Written instruction: In the listing below, locate the lines that hold "JSON" and copy them.

[Stored entries]
::::::::
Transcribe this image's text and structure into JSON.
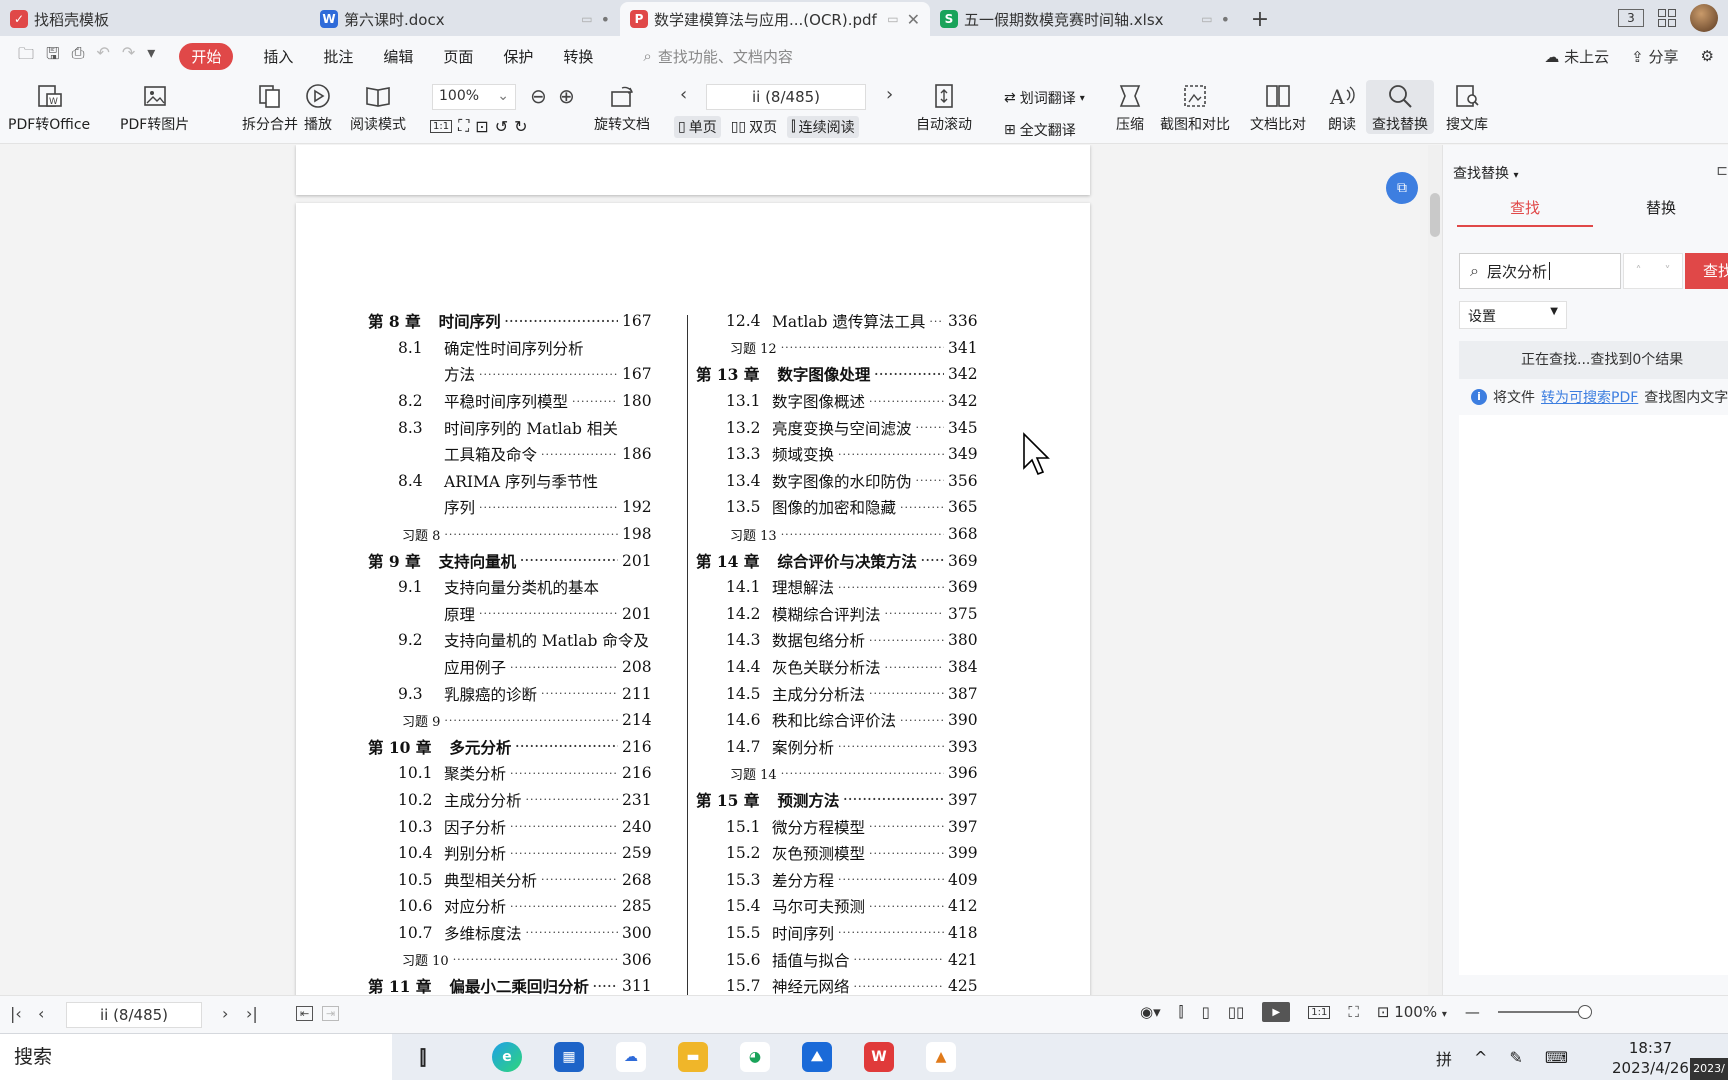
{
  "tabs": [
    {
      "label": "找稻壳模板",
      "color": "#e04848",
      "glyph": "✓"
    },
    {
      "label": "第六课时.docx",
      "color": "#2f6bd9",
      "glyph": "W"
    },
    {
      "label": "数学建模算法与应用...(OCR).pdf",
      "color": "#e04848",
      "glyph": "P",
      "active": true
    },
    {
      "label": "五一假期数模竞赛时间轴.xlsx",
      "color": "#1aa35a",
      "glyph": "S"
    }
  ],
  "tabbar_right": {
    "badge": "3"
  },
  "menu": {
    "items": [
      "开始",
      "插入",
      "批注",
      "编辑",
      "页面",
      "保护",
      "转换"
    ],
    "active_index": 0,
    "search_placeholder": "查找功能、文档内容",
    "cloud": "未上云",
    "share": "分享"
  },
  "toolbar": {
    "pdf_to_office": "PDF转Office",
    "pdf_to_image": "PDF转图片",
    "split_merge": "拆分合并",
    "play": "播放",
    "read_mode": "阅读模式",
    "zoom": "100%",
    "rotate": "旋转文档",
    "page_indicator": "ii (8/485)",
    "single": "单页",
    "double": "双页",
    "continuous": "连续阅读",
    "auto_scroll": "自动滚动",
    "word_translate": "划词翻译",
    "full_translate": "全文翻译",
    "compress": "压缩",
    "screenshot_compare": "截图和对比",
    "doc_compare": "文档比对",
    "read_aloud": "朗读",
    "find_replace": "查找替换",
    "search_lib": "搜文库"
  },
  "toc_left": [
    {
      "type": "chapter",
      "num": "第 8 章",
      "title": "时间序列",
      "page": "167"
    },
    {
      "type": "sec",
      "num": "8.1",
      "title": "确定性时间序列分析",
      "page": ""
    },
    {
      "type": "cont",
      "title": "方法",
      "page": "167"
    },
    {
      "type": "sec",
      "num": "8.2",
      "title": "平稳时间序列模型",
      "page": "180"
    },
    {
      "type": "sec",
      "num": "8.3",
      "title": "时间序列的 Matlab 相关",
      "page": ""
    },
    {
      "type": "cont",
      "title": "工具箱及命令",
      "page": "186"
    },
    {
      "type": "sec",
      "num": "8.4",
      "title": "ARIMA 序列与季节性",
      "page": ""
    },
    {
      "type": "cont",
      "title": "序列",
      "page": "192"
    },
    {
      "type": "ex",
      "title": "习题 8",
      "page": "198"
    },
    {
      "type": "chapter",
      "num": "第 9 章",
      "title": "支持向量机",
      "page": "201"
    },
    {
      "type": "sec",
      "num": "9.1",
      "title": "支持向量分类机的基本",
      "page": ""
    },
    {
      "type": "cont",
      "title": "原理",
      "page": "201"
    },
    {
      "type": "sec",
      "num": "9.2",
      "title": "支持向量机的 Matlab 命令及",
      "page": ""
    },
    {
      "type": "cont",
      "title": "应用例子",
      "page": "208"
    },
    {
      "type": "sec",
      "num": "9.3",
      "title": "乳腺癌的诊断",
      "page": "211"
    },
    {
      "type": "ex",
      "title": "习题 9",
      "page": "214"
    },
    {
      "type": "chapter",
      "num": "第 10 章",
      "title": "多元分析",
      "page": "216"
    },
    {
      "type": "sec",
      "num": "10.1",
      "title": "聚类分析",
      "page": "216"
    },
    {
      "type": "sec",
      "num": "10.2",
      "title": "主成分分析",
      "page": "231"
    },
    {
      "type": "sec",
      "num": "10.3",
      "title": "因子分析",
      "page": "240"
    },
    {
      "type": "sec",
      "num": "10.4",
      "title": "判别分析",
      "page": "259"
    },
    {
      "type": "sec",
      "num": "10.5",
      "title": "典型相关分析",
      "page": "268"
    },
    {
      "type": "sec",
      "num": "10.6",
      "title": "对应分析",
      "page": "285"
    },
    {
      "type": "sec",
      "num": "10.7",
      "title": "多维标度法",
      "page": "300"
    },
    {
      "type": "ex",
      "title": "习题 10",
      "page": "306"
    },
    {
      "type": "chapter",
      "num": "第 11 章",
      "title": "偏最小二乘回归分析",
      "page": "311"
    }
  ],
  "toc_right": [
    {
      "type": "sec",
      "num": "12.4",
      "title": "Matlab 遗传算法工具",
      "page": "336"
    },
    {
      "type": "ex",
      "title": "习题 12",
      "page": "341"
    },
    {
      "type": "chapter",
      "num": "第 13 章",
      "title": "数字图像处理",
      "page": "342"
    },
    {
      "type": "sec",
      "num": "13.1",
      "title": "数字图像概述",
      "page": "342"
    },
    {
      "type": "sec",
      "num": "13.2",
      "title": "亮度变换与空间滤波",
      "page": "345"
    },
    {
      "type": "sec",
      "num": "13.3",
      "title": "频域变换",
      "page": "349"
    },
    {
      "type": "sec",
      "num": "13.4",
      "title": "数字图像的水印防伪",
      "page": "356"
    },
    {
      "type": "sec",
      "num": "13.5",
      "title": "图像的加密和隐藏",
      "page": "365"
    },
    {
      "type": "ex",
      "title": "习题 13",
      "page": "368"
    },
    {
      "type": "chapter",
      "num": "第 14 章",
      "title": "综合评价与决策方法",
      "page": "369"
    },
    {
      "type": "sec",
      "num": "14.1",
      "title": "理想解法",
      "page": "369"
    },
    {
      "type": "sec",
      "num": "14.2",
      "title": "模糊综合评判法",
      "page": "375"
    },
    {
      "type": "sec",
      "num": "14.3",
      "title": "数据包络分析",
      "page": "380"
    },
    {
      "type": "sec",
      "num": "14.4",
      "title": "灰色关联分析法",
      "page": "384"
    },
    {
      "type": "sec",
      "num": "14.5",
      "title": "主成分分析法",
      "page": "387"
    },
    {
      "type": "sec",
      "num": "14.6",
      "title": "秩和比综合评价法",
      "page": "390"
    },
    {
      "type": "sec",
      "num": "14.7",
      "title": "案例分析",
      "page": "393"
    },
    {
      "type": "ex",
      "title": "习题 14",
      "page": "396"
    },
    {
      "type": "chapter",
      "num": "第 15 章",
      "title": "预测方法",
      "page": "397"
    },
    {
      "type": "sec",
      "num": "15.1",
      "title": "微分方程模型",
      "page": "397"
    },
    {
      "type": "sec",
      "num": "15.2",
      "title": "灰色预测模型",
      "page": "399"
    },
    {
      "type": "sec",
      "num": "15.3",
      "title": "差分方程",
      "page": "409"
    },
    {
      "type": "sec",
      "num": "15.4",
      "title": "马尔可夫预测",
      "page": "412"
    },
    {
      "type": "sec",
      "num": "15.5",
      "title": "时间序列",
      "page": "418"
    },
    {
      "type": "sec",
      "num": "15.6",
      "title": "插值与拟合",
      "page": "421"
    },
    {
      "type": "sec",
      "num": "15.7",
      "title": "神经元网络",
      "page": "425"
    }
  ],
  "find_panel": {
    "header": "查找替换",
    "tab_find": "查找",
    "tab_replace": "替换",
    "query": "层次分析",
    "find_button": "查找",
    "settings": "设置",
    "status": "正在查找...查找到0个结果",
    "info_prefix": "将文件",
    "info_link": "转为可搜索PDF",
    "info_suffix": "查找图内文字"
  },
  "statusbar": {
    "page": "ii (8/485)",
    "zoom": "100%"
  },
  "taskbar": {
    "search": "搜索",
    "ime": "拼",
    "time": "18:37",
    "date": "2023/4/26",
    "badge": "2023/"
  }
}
::::::::
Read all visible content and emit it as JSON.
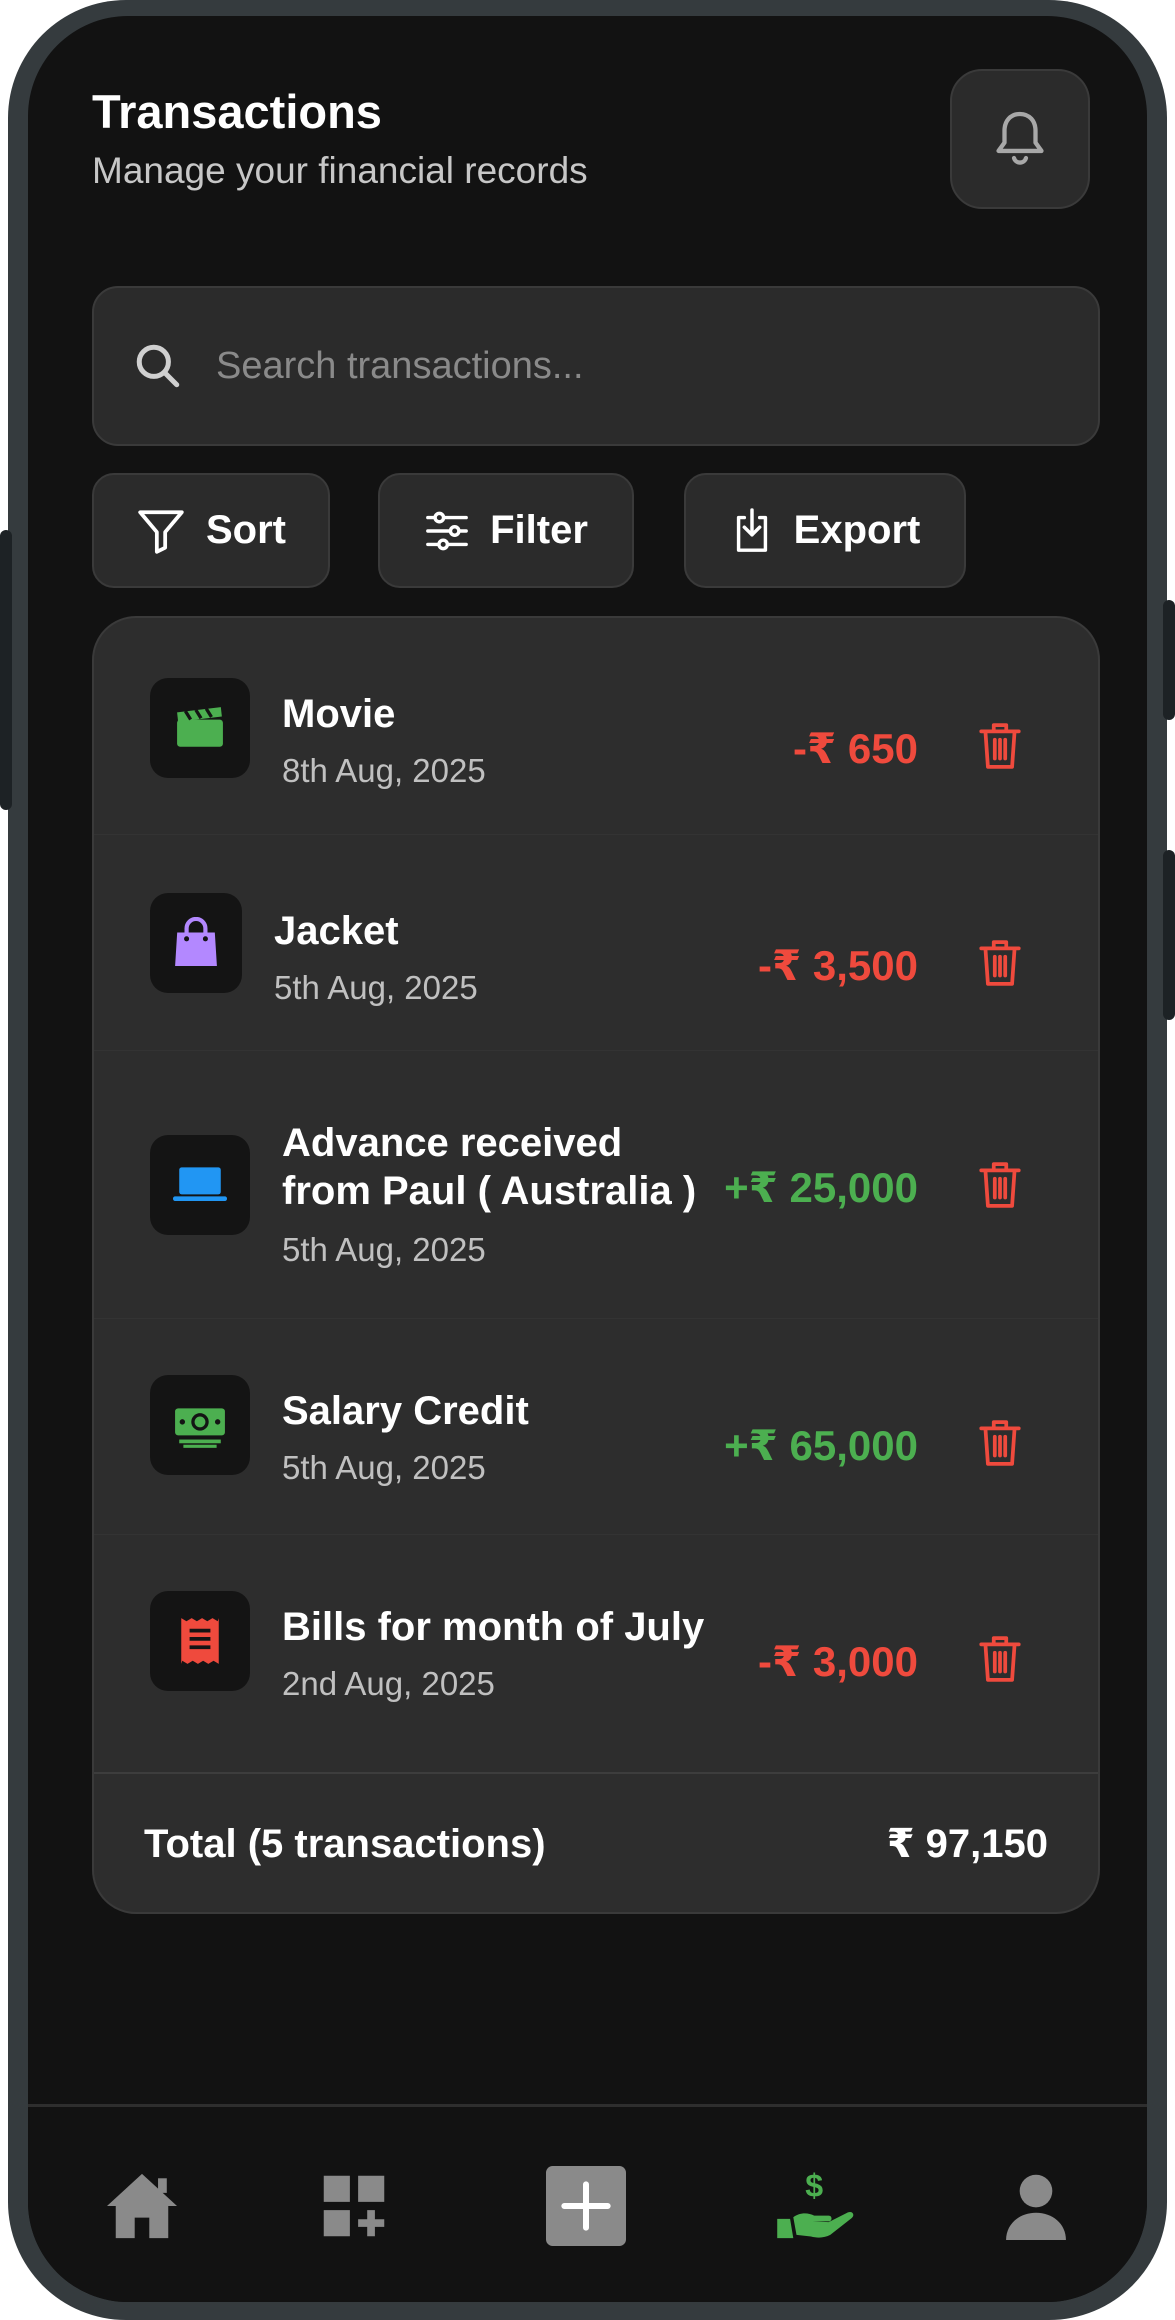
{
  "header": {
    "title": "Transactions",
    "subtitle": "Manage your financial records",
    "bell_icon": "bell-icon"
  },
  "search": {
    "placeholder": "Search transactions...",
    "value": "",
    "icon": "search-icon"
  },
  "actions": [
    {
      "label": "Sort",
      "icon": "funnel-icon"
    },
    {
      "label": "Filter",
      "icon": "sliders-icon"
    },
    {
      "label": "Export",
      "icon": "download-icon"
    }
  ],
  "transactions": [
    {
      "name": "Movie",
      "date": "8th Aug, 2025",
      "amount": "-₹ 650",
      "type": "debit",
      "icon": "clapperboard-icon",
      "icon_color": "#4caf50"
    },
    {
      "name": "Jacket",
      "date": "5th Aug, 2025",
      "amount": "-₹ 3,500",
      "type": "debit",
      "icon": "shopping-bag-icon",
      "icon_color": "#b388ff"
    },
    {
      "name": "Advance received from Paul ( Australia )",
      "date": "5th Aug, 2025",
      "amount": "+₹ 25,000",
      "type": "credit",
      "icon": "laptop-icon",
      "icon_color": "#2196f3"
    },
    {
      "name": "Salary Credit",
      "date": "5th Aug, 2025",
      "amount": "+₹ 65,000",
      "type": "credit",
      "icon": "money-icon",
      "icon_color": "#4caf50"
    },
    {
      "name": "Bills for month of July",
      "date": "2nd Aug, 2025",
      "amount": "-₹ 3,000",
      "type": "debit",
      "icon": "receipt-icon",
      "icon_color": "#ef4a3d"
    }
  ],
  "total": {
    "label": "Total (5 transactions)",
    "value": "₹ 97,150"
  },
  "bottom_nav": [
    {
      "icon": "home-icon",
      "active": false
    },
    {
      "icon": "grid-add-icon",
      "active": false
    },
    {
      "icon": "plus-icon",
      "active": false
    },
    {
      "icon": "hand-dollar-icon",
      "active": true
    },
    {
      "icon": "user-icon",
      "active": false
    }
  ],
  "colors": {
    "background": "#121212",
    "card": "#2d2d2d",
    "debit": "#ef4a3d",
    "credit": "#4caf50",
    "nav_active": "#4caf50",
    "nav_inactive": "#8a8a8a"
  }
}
::::::::
Exercise output:
Transcribe this image's text and structure into JSON.
Read all visible content and emit it as JSON.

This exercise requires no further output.